Dataset excerpt
********

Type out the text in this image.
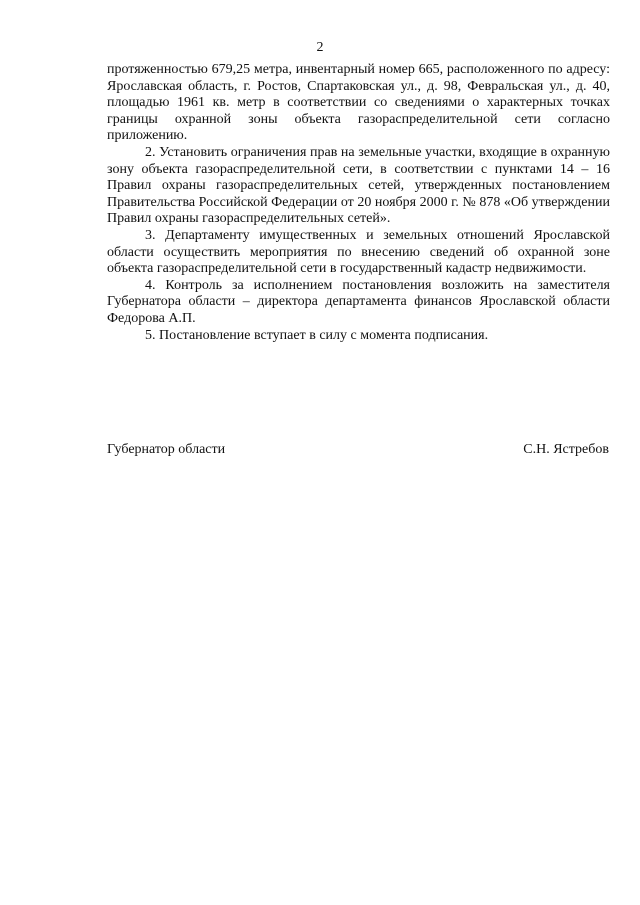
2

протяженностью 679,25 метра, инвентарный номер 665, расположенного по адресу: Ярославская область, г. Ростов, Спартаковская ул., д. 98, Февральская ул., д. 40, площадью 1961 кв. метр в соответствии со сведениями о характерных точках границы охранной зоны объекта газораспределительной сети согласно приложению.

2. Установить ограничения прав на земельные участки, входящие в охранную зону объекта газораспределительной сети, в соответствии с пунктами 14 – 16 Правил охраны газораспределительных сетей, утвержденных постановлением Правительства Российской Федерации от 20 ноября 2000 г. № 878 «Об утверждении Правил охраны газораспределительных сетей».

3. Департаменту имущественных и земельных отношений Ярославской области осуществить мероприятия по внесению сведений об охранной зоне объекта газораспределительной сети в государственный кадастр недвижимости.

4. Контроль за исполнением постановления возложить на заместителя Губернатора области – директора департамента финансов Ярославской области Федорова А.П.

5. Постановление вступает в силу с момента подписания.

Губернатор области	С.Н. Ястребов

********

**PROMPT**
Search the records for the word "Ярославской" and copy every line where it occurs.

**SOLUTION BELOW**
3. Департаменту имущественных и земельных отношений Ярославской области осуществить мероприятия по внесению сведений об охранной зоне объекта газораспределительной сети в государственный кадастр недвижимости.
4. Контроль за исполнением постановления возложить на заместителя Губернатора области – директора департамента финансов Ярославской области Федорова А.П.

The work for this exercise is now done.